GIVEN TASK: Write out the entire listing below exactly as it appears, minus any pictures.

RECORDED DATA:
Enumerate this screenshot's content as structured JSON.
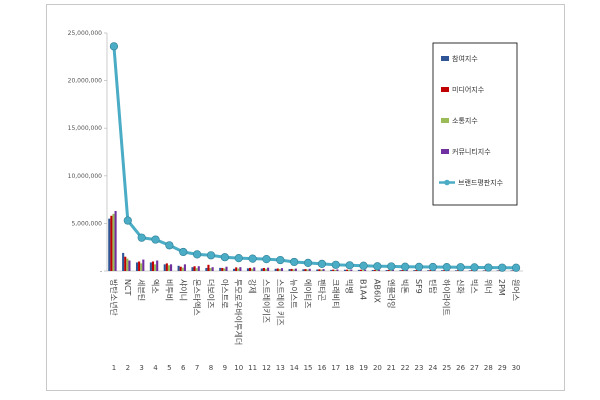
{
  "chart_data": {
    "type": "bar",
    "categories": [
      "방탄소년단",
      "NCT",
      "세븐틴",
      "엑소",
      "비투비",
      "샤이니",
      "몬스타엑스",
      "더보이즈",
      "아스트로",
      "투모로우바이투게더",
      "강제",
      "스트레이키즈",
      "스트레이 키즈",
      "뉴이스트",
      "에이티즈",
      "펜타곤",
      "크래비티",
      "빅뱅",
      "B1A4",
      "AB6IX",
      "엔플라잉",
      "빅톤",
      "SF9",
      "틴탑",
      "하이라이트",
      "신화",
      "빅스",
      "위너",
      "2PM",
      "원어스"
    ],
    "index_labels": [
      "1",
      "2",
      "3",
      "4",
      "5",
      "6",
      "7",
      "8",
      "9",
      "10",
      "11",
      "12",
      "13",
      "14",
      "15",
      "16",
      "17",
      "18",
      "19",
      "20",
      "21",
      "22",
      "23",
      "24",
      "25",
      "26",
      "27",
      "28",
      "29",
      "30"
    ],
    "series": [
      {
        "name": "참여지수",
        "color": "#2f5597",
        "values": [
          5500000,
          1900000,
          900000,
          900000,
          700000,
          550000,
          400000,
          320000,
          330000,
          230000,
          280000,
          260000,
          230000,
          200000,
          180000,
          160000,
          120000,
          130000,
          120000,
          110000,
          100000,
          90000,
          90000,
          80000,
          80000,
          70000,
          70000,
          60000,
          60000,
          60000
        ]
      },
      {
        "name": "미디어지수",
        "color": "#c00000",
        "values": [
          5800000,
          1500000,
          1000000,
          1000000,
          800000,
          450000,
          500000,
          650000,
          320000,
          380000,
          330000,
          320000,
          260000,
          220000,
          200000,
          180000,
          150000,
          140000,
          130000,
          120000,
          110000,
          100000,
          100000,
          90000,
          90000,
          80000,
          80000,
          70000,
          70000,
          60000
        ]
      },
      {
        "name": "소통지수",
        "color": "#9bbb59",
        "values": [
          6000000,
          1300000,
          800000,
          700000,
          600000,
          350000,
          300000,
          300000,
          260000,
          260000,
          240000,
          230000,
          200000,
          170000,
          150000,
          140000,
          110000,
          100000,
          90000,
          90000,
          80000,
          70000,
          70000,
          60000,
          60000,
          50000,
          50000,
          50000,
          40000,
          40000
        ]
      },
      {
        "name": "커뮤니티지수",
        "color": "#7030a0",
        "values": [
          6300000,
          1100000,
          1200000,
          1100000,
          700000,
          700000,
          500000,
          400000,
          450000,
          400000,
          380000,
          350000,
          300000,
          250000,
          230000,
          200000,
          160000,
          150000,
          140000,
          130000,
          120000,
          110000,
          100000,
          90000,
          90000,
          80000,
          80000,
          70000,
          70000,
          60000
        ]
      }
    ],
    "line": {
      "name": "브랜드평판지수",
      "color": "#4bacc6",
      "values": [
        23600000,
        5300000,
        3500000,
        3300000,
        2700000,
        2000000,
        1750000,
        1650000,
        1450000,
        1350000,
        1300000,
        1250000,
        1150000,
        950000,
        850000,
        750000,
        650000,
        600000,
        550000,
        500000,
        480000,
        450000,
        430000,
        420000,
        410000,
        400000,
        380000,
        360000,
        350000,
        340000
      ]
    },
    "y_ticks": [
      "-",
      "5,000,000",
      "10,000,000",
      "15,000,000",
      "20,000,000",
      "25,000,000"
    ],
    "ylim": [
      0,
      25000000
    ],
    "legend": "right"
  }
}
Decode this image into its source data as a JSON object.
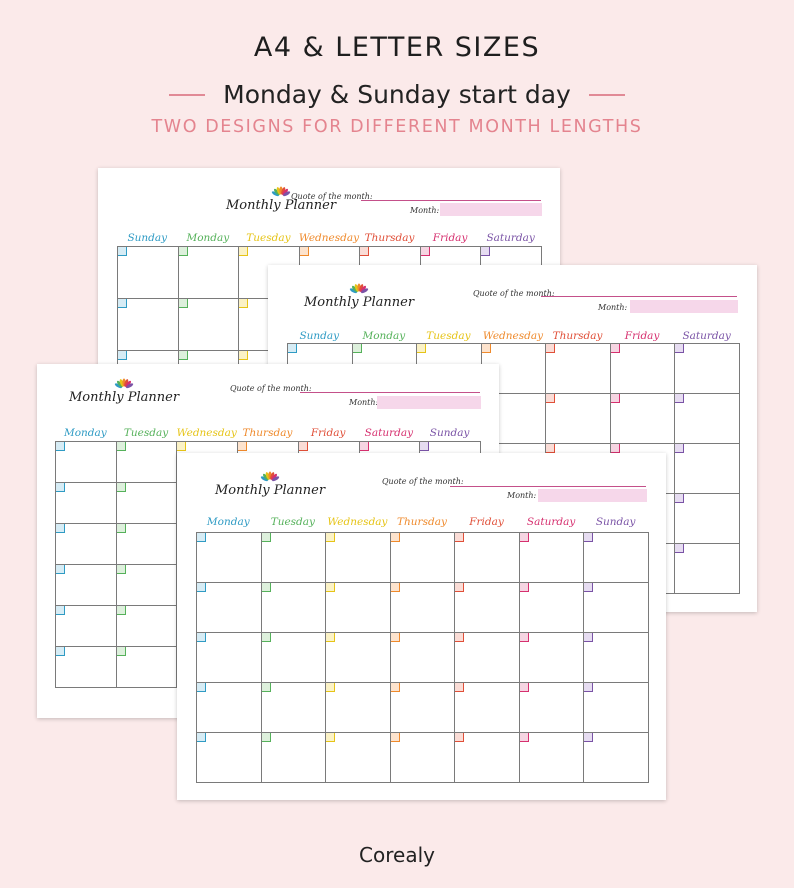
{
  "header": {
    "title": "A4 & LETTER SIZES",
    "subtitle": "Monday & Sunday start day",
    "tagline": "TWO DESIGNS FOR DIFFERENT MONTH LENGTHS"
  },
  "planner": {
    "name": "Monthly Planner",
    "quote_label": "Quote of the month:",
    "month_label": "Month:"
  },
  "sunday_start_days": [
    "Sunday",
    "Monday",
    "Tuesday",
    "Wednesday",
    "Thursday",
    "Friday",
    "Saturday"
  ],
  "monday_start_days": [
    "Monday",
    "Tuesday",
    "Wednesday",
    "Thursday",
    "Friday",
    "Saturday",
    "Sunday"
  ],
  "day_colors": [
    "#2f9bc4",
    "#55b15a",
    "#e6c417",
    "#ef8a2c",
    "#e04f38",
    "#d6306f",
    "#7a53a6"
  ],
  "square_fills": [
    "#d6ecf5",
    "#ddf0dc",
    "#fbf2c6",
    "#fde3cd",
    "#fadcd6",
    "#f6d5e2",
    "#e6dcf1"
  ],
  "brand": "Corealy"
}
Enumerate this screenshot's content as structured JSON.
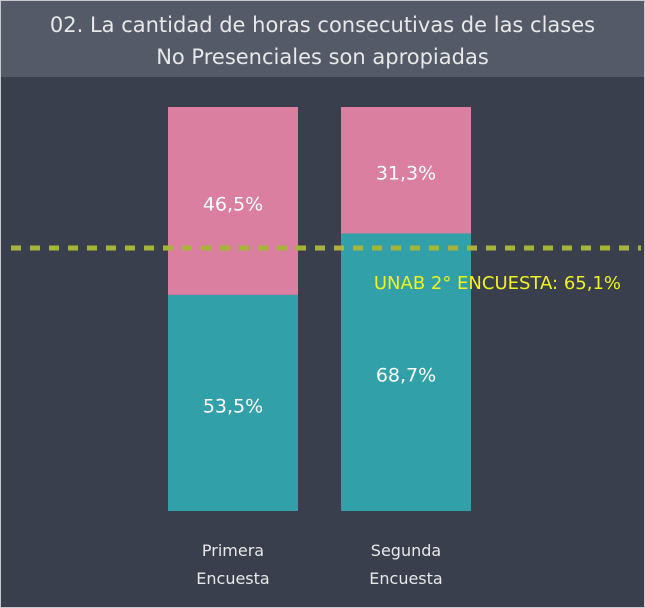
{
  "chart_data": {
    "type": "stacked_bar",
    "title": "02. La cantidad de horas consecutivas de las clases No Presenciales son apropiadas",
    "categories": [
      "Primera Encuesta",
      "Segunda Encuesta"
    ],
    "series": [
      {
        "color": "#31a0a8",
        "values": [
          53.5,
          68.7
        ],
        "value_labels": [
          "53,5%",
          "68,7%"
        ]
      },
      {
        "color": "#db7fa0",
        "values": [
          46.5,
          31.3
        ],
        "value_labels": [
          "46,5%",
          "31,3%"
        ]
      }
    ],
    "ylim": [
      0,
      100
    ],
    "reference_line": {
      "value": 65.1,
      "label": "UNAB 2° ENCUESTA: 65,1%",
      "color": "#a7b43a",
      "label_color": "#f2f21c"
    }
  }
}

REPLY:
Enumerate this screenshot's content as structured JSON.
{
  "chart_data": {
    "type": "bar",
    "categories": [
      "방탄소년단",
      "NCT",
      "세븐틴",
      "엑소",
      "비투비",
      "샤이니",
      "몬스타엑스",
      "더보이즈",
      "아스트로",
      "투모로우바이투게더",
      "강제",
      "스트레이키즈",
      "스트레이 키즈",
      "뉴이스트",
      "에이티즈",
      "펜타곤",
      "크래비티",
      "빅뱅",
      "B1A4",
      "AB6IX",
      "엔플라잉",
      "빅톤",
      "SF9",
      "틴탑",
      "하이라이트",
      "신화",
      "빅스",
      "위너",
      "2PM",
      "원어스"
    ],
    "index_labels": [
      "1",
      "2",
      "3",
      "4",
      "5",
      "6",
      "7",
      "8",
      "9",
      "10",
      "11",
      "12",
      "13",
      "14",
      "15",
      "16",
      "17",
      "18",
      "19",
      "20",
      "21",
      "22",
      "23",
      "24",
      "25",
      "26",
      "27",
      "28",
      "29",
      "30"
    ],
    "series": [
      {
        "name": "참여지수",
        "color": "#2f5597",
        "values": [
          5500000,
          1900000,
          900000,
          900000,
          700000,
          550000,
          400000,
          320000,
          330000,
          230000,
          280000,
          260000,
          230000,
          200000,
          180000,
          160000,
          120000,
          130000,
          120000,
          110000,
          100000,
          90000,
          90000,
          80000,
          80000,
          70000,
          70000,
          60000,
          60000,
          60000
        ]
      },
      {
        "name": "미디어지수",
        "color": "#c00000",
        "values": [
          5800000,
          1500000,
          1000000,
          1000000,
          800000,
          450000,
          500000,
          650000,
          320000,
          380000,
          330000,
          320000,
          260000,
          220000,
          200000,
          180000,
          150000,
          140000,
          130000,
          120000,
          110000,
          100000,
          100000,
          90000,
          90000,
          80000,
          80000,
          70000,
          70000,
          60000
        ]
      },
      {
        "name": "소통지수",
        "color": "#9bbb59",
        "values": [
          6000000,
          1300000,
          800000,
          700000,
          600000,
          350000,
          300000,
          300000,
          260000,
          260000,
          240000,
          230000,
          200000,
          170000,
          150000,
          140000,
          110000,
          100000,
          90000,
          90000,
          80000,
          70000,
          70000,
          60000,
          60000,
          50000,
          50000,
          50000,
          40000,
          40000
        ]
      },
      {
        "name": "커뮤니티지수",
        "color": "#7030a0",
        "values": [
          6300000,
          1100000,
          1200000,
          1100000,
          700000,
          700000,
          500000,
          400000,
          450000,
          400000,
          380000,
          350000,
          300000,
          250000,
          230000,
          200000,
          160000,
          150000,
          140000,
          130000,
          120000,
          110000,
          100000,
          90000,
          90000,
          80000,
          80000,
          70000,
          70000,
          60000
        ]
      }
    ],
    "line": {
      "name": "브랜드평판지수",
      "color": "#4bacc6",
      "values": [
        23600000,
        5300000,
        3500000,
        3300000,
        2700000,
        2000000,
        1750000,
        1650000,
        1450000,
        1350000,
        1300000,
        1250000,
        1150000,
        950000,
        850000,
        750000,
        650000,
        600000,
        550000,
        500000,
        480000,
        450000,
        430000,
        420000,
        410000,
        400000,
        380000,
        360000,
        350000,
        340000
      ]
    },
    "y_ticks": [
      "-",
      "5,000,000",
      "10,000,000",
      "15,000,000",
      "20,000,000",
      "25,000,000"
    ],
    "ylim": [
      0,
      25000000
    ],
    "legend": "right"
  }
}
Decode this image into its source data as a JSON object.
{
  "header": {
    "title": "A4 & LETTER SIZES",
    "subtitle": "Monday & Sunday start day",
    "tagline": "TWO DESIGNS FOR DIFFERENT MONTH LENGTHS"
  },
  "planner": {
    "name": "Monthly Planner",
    "quote_label": "Quote of the month:",
    "month_label": "Month:"
  },
  "sunday_start_days": [
    "Sunday",
    "Monday",
    "Tuesday",
    "Wednesday",
    "Thursday",
    "Friday",
    "Saturday"
  ],
  "monday_start_days": [
    "Monday",
    "Tuesday",
    "Wednesday",
    "Thursday",
    "Friday",
    "Saturday",
    "Sunday"
  ],
  "day_colors": [
    "#2f9bc4",
    "#55b15a",
    "#e6c417",
    "#ef8a2c",
    "#e04f38",
    "#d6306f",
    "#7a53a6"
  ],
  "square_fills": [
    "#d6ecf5",
    "#ddf0dc",
    "#fbf2c6",
    "#fde3cd",
    "#fadcd6",
    "#f6d5e2",
    "#e6dcf1"
  ],
  "brand": "Corealy"
}
Enumerate this screenshot's content as structured JSON.
{
  "chart_data": {
    "type": "stacked_bar",
    "title": "02. La cantidad de horas consecutivas de las clases No Presenciales son apropiadas",
    "categories": [
      "Primera Encuesta",
      "Segunda Encuesta"
    ],
    "series": [
      {
        "color": "#31a0a8",
        "values": [
          53.5,
          68.7
        ],
        "value_labels": [
          "53,5%",
          "68,7%"
        ]
      },
      {
        "color": "#db7fa0",
        "values": [
          46.5,
          31.3
        ],
        "value_labels": [
          "46,5%",
          "31,3%"
        ]
      }
    ],
    "ylim": [
      0,
      100
    ],
    "reference_line": {
      "value": 65.1,
      "label": "UNAB 2° ENCUESTA: 65,1%",
      "color": "#a7b43a",
      "label_color": "#f2f21c"
    }
  }
}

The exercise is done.